Stored items from a collection:
>>>>>
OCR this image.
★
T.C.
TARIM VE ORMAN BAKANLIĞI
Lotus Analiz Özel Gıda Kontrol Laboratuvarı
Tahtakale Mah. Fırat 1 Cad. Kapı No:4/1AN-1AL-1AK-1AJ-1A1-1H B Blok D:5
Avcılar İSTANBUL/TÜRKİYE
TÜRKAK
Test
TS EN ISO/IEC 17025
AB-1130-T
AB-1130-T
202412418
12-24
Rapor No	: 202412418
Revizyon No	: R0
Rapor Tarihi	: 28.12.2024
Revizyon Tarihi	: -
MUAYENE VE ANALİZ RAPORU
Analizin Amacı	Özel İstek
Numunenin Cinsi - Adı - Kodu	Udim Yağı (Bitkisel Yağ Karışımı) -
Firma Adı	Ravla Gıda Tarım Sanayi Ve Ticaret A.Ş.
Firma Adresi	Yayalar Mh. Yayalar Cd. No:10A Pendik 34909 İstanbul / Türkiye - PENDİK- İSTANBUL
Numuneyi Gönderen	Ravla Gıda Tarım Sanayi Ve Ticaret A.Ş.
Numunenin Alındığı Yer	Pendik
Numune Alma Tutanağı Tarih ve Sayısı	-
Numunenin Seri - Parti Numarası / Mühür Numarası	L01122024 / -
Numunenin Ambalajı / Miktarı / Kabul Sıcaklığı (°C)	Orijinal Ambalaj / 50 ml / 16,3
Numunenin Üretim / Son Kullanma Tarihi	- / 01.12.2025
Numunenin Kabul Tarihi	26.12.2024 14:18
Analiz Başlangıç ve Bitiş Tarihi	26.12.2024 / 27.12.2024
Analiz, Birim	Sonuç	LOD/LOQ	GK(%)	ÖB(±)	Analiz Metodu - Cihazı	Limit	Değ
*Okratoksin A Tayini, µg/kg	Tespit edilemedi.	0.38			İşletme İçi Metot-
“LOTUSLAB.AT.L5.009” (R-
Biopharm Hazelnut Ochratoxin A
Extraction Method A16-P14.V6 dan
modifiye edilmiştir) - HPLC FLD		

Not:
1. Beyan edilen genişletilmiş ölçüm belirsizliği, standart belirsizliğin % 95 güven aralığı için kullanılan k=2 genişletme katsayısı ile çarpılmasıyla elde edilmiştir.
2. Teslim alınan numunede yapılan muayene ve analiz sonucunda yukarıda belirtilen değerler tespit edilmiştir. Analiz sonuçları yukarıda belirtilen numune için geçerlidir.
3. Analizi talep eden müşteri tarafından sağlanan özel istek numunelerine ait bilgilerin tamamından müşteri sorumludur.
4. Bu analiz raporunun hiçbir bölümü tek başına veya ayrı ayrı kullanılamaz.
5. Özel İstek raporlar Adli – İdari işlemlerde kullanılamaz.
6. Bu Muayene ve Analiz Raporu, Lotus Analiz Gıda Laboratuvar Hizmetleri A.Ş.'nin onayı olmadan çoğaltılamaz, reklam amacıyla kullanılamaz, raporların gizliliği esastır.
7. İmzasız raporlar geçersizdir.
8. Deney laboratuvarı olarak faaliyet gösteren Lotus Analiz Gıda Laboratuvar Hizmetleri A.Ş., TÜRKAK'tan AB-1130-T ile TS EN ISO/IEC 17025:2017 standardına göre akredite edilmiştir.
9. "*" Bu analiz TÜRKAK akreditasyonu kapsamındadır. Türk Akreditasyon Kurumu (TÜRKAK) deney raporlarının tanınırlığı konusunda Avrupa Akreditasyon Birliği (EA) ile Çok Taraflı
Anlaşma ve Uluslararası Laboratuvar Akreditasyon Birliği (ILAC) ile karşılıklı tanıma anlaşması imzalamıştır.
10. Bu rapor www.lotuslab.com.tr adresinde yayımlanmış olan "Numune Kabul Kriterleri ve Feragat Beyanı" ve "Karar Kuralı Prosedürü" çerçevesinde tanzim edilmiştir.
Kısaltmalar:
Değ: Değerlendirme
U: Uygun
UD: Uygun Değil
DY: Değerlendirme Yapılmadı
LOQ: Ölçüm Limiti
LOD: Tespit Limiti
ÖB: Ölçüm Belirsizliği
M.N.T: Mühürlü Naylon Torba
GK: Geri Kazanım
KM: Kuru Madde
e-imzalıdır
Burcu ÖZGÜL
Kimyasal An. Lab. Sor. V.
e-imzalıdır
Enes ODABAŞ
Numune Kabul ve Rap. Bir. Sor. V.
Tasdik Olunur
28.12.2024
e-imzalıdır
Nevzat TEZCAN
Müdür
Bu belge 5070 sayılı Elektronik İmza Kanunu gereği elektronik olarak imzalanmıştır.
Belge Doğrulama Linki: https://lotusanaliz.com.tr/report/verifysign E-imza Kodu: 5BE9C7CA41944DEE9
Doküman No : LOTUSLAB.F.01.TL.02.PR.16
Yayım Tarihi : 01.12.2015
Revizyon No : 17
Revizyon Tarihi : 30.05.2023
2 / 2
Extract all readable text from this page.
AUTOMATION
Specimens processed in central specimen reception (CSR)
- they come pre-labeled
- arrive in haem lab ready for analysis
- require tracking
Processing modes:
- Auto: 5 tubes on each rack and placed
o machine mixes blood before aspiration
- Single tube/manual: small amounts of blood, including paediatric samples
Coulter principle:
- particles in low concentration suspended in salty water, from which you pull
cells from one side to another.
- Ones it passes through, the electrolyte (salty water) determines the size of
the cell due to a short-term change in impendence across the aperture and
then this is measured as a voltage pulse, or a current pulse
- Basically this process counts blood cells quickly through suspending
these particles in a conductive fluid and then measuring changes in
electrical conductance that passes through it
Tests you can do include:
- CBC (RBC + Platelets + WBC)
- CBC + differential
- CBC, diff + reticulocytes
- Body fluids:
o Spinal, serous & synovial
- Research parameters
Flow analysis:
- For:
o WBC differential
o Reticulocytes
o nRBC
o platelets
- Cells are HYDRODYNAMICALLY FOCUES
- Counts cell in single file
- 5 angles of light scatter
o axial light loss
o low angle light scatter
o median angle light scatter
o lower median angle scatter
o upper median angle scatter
<<<<<
- Brief
The lines in the records above that include the word "scatter" must be copied out.

- Answer box
- 5 angles of light scatter
o low angle light scatter
o median angle light scatter
o lower median angle scatter
o upper median angle scatter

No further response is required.